--- Start of MATERIAL FOR THE TASK ---
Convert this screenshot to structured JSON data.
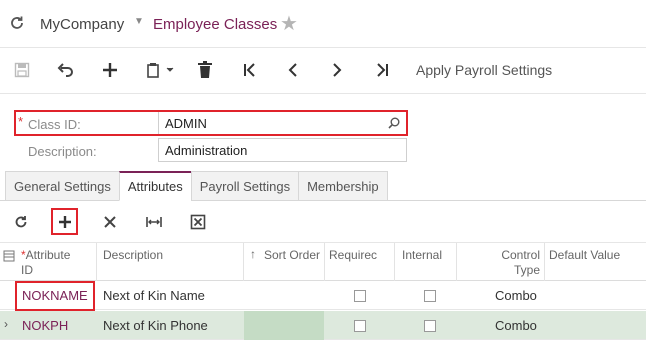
{
  "header": {
    "company": "MyCompany",
    "screen_title": "Employee Classes"
  },
  "toolbar": {
    "action_label": "Apply Payroll Settings"
  },
  "form": {
    "class_id_label": "Class ID:",
    "class_id_value": "ADMIN",
    "description_label": "Description:",
    "description_value": "Administration"
  },
  "tabs": [
    {
      "label": "General Settings"
    },
    {
      "label": "Attributes"
    },
    {
      "label": "Payroll Settings"
    },
    {
      "label": "Membership"
    }
  ],
  "grid": {
    "columns": {
      "attribute_id": "Attribute\nID",
      "description": "Description",
      "sort_order": "Sort Order",
      "required": "Requirec",
      "internal": "Internal",
      "control_type": "Control\nType",
      "default_value": "Default Value"
    },
    "rows": [
      {
        "attribute_id": "NOKNAME",
        "description": "Next of Kin Name",
        "control_type": "Combo"
      },
      {
        "attribute_id": "NOKPH",
        "description": "Next of Kin Phone",
        "control_type": "Combo"
      }
    ]
  },
  "colors": {
    "accent": "#7b2257",
    "highlight": "#e0232b",
    "selected_row": "#dde9dd"
  }
}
--- End of MATERIAL FOR THE TASK ---
From the listing above, copy out each line where the word "Next" appears.

▶ **FULL ANSWER**:
        "description": "Next of Kin Name",
        "description": "Next of Kin Phone",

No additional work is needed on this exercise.